Gather up the lines that contain "Zone".

Dataset entries:
-*-
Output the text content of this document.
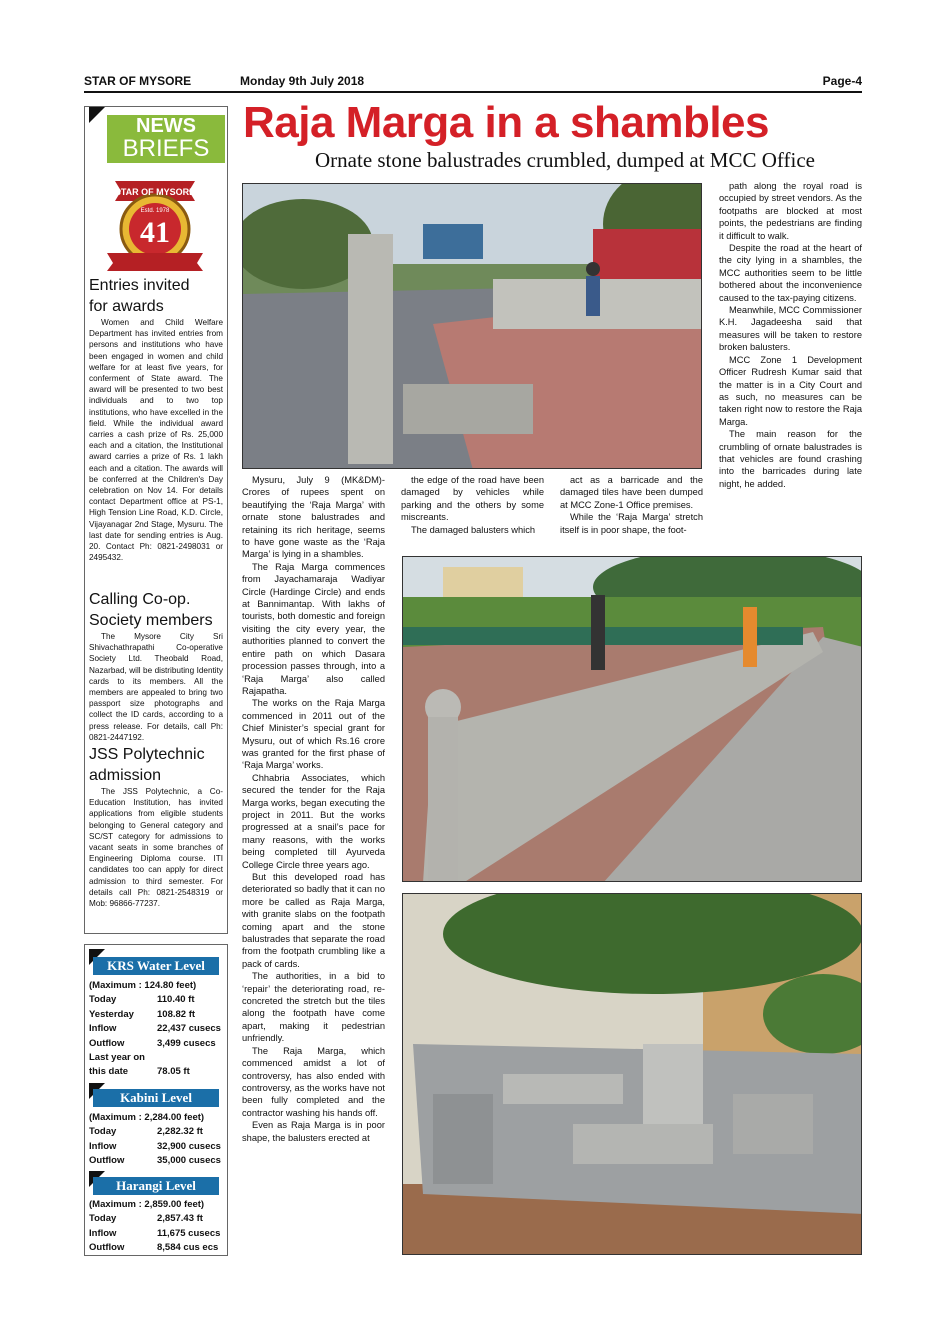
STAR OF MYSORE	Monday 9th July 2018	Page-4
NEWS
BRIEFS
STAR OF MYSORE
41
Estd. 1978
Entries invited
for awards
Women and Child Welfare Department has invited entries from persons and institutions who have been engaged in women and child welfare for at least five years, for conferment of State award. The award will be presented to two best individuals and to two top institutions, who have excelled in the field. While the individual award carries a cash prize of Rs. 25,000 each and a citation, the Institutional award carries a prize of Rs. 1 lakh each and a citation. The awards will be conferred at the Children's Day celebration on Nov 14. For details contact Department office at PS-1, High Tension Line Road, K.D. Circle, Vijayanagar 2nd Stage, Mysuru. The last date for sending entries is Aug. 20. Contact Ph: 0821-2498031 or 2495432.
Calling Co-op.
Society members
The Mysore City Sri Shivachathrapathi Co-operative Society Ltd. Theobald Road, Nazarbad, will be distributing Identity cards to its members. All the members are appealed to bring two passport size photographs and collect the ID cards, according to a press release. For details, call Ph: 0821-2447192.
JSS Polytechnic
admission
The JSS Polytechnic, a Co-Education Institution, has invited applications from eligible students belonging to General category and SC/ST category for admissions to vacant seats in some branches of Engineering Diploma course. ITI candidates too can apply for direct admission to third semester. For details call Ph: 0821-2548319 or Mob: 96866-77237.
KRS Water Level
(Maximum : 124.80 feet)
Today	110.40 ft
Yesterday 108.82 ft
Inflow	22,437 cusecs
Outflow	3,499 cusecs
Last year on
this date	78.05 ft
Kabini Level
(Maximum : 2,284.00 feet)
Today	2,282.32 ft
Inflow	32,900 cusecs
Outflow	35,000 cusecs
Harangi Level
(Maximum : 2,859.00 feet)
Today	2,857.43 ft
Inflow	11,675 cusecs
Outflow	8,584 cus ecs
Raja Marga in a shambles
Ornate stone balustrades crumbled, dumped at MCC Office

Mysuru, July 9 (MK&DM)- Crores of rupees spent on beautifying the ‘Raja Marga’ with ornate stone balustrades and retaining its rich heritage, seems to have gone waste as the ‘Raja Marga’ is lying in a shambles.

The Raja Marga commences from Jayachamaraja Wadiyar Circle (Hardinge Circle) and ends at Bannimantap. With lakhs of tourists, both domestic and foreign visiting the city every year, the authorities planned to convert the entire path on which Dasara procession passes through, into a ‘Raja Marga’ also called Rajapatha.

The works on the Raja Marga commenced in 2011 out of the Chief Minister’s special grant for Mysuru, out of which Rs.16 crore was granted for the first phase of ‘Raja Marga’ works.

Chhabria Associates, which secured the tender for the Raja Marga works, began executing the project in 2011. But the works progressed at a snail’s pace for many reasons, with the works being completed till Ayurveda College Circle three years ago.

But this developed road has deteriorated so badly that it can no more be called as Raja Marga, with granite slabs on the footpath coming apart and the stone balustrades that separate the road from the footpath crumbling like a pack of cards.

The authorities, in a bid to ‘repair’ the deteriorating road, re-concreted the stretch but the tiles along the footpath have come apart, making it pedestrian unfriendly.

The Raja Marga, which commenced amidst a lot of controversy, has also ended with controversy, as the works have not been fully completed and the contractor washing his hands off.

Even as Raja Marga is in poor shape, the balusters erected at

the edge of the road have been damaged by vehicles while parking and the others by some miscreants.

The damaged balusters which

act as a barricade and the damaged tiles have been dumped at MCC Zone-1 Office premises.

While the ‘Raja Marga’ stretch itself is in poor shape, the foot-

path along the royal road is occupied by street vendors. As the footpaths are blocked at most points, the pedestrians are finding it difficult to walk.

Despite the road at the heart of the city lying in a shambles, the MCC authorities seem to be little bothered about the inconvenience caused to the tax-paying citizens.

Meanwhile, MCC Commissioner K.H. Jagadeesha said that measures will be taken to restore broken balusters.

MCC Zone 1 Development Officer Rudresh Kumar said that the matter is in a City Court and as such, no measures can be taken right now to restore the Raja Marga.

The main reason for the crumbling of ornate balustrades is that vehicles are found crashing into the barricades during late night, he added.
-*-
**SOLUTION TO THE EXERCISE:**
act as a barricade and the damaged tiles have been dumped at MCC Zone-1 Office premises.
MCC Zone 1 Development Officer Rudresh Kumar said that the matter is in a City Court and as such, no measures can be taken right now to restore the Raja Marga.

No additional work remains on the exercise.